**Records for processing**
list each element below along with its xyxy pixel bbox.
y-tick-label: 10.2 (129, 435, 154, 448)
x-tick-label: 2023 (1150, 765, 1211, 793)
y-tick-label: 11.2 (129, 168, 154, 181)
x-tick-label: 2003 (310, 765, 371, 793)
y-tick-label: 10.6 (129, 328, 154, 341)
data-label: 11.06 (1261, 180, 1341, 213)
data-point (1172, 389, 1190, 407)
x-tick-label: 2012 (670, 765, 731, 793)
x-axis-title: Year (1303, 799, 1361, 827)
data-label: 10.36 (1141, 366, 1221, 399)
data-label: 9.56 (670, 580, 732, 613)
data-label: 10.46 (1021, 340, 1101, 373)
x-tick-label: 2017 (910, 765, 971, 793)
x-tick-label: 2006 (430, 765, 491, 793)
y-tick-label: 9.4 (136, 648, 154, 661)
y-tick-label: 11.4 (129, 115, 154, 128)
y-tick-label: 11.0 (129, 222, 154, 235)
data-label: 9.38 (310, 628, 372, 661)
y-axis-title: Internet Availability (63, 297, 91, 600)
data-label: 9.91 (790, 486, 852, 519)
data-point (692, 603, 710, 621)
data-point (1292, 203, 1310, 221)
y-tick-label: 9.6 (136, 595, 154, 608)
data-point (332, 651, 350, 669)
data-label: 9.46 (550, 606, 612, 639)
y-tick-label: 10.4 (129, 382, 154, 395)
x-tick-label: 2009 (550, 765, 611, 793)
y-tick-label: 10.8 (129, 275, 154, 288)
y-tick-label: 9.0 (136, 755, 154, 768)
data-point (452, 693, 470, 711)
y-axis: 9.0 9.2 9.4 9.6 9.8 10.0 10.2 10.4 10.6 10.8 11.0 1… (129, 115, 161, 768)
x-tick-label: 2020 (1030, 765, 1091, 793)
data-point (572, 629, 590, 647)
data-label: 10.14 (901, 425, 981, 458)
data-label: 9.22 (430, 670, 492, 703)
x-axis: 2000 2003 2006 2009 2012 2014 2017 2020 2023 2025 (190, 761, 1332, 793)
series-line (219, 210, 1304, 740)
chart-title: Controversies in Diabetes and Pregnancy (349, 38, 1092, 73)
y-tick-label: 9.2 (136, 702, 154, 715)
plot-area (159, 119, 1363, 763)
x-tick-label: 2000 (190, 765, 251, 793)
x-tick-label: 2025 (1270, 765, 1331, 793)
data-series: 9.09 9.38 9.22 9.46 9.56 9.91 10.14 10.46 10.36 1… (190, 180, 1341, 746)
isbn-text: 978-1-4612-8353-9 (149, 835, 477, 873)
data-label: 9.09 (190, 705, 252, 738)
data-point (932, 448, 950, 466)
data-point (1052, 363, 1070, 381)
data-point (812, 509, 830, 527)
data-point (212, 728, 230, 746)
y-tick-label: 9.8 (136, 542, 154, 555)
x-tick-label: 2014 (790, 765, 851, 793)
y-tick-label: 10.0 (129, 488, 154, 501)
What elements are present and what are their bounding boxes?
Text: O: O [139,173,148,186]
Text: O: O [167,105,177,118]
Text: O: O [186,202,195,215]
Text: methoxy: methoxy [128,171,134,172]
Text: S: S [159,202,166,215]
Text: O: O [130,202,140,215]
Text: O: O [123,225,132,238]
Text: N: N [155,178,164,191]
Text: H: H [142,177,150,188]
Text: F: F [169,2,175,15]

**Aim of the exercise**
Put the lines above, from the first one up to and including the line containing "data-point (332, 651, 350, 669)", into a Markdown table with the columns No. and Text. Number each row, leave out blank lines, and include no other lines.

**Written response**
| No. | Text |
|---|---|
| 1 | list each element below along with its xyxy pixel bbox. |
| 2 | y-tick-label: 10.2 (129, 435, 154, 448) |
| 3 | x-tick-label: 2023 (1150, 765, 1211, 793) |
| 4 | y-tick-label: 11.2 (129, 168, 154, 181) |
| 5 | x-tick-label: 2003 (310, 765, 371, 793) |
| 6 | y-tick-label: 10.6 (129, 328, 154, 341) |
| 7 | data-label: 11.06 (1261, 180, 1341, 213) |
| 8 | data-point (1172, 389, 1190, 407) |
| 9 | x-tick-label: 2012 (670, 765, 731, 793) |
| 10 | x-axis-title: Year (1303, 799, 1361, 827) |
| 11 | data-label: 10.36 (1141, 366, 1221, 399) |
| 12 | data-label: 9.56 (670, 580, 732, 613) |
| 13 | data-label: 10.46 (1021, 340, 1101, 373) |
| 14 | x-tick-label: 2017 (910, 765, 971, 793) |
| 15 | x-tick-label: 2006 (430, 765, 491, 793) |
| 16 | y-tick-label: 9.4 (136, 648, 154, 661) |
| 17 | y-tick-label: 11.4 (129, 115, 154, 128) |
| 18 | y-tick-label: 11.0 (129, 222, 154, 235) |
| 19 | data-label: 9.38 (310, 628, 372, 661) |
| 20 | y-axis-title: Internet Availability (63, 297, 91, 600) |
| 21 | data-label: 9.91 (790, 486, 852, 519) |
| 22 | data-point (692, 603, 710, 621) |
| 23 | data-point (1292, 203, 1310, 221) |
| 24 | y-tick-label: 9.6 (136, 595, 154, 608) |
| 25 | data-point (332, 651, 350, 669) |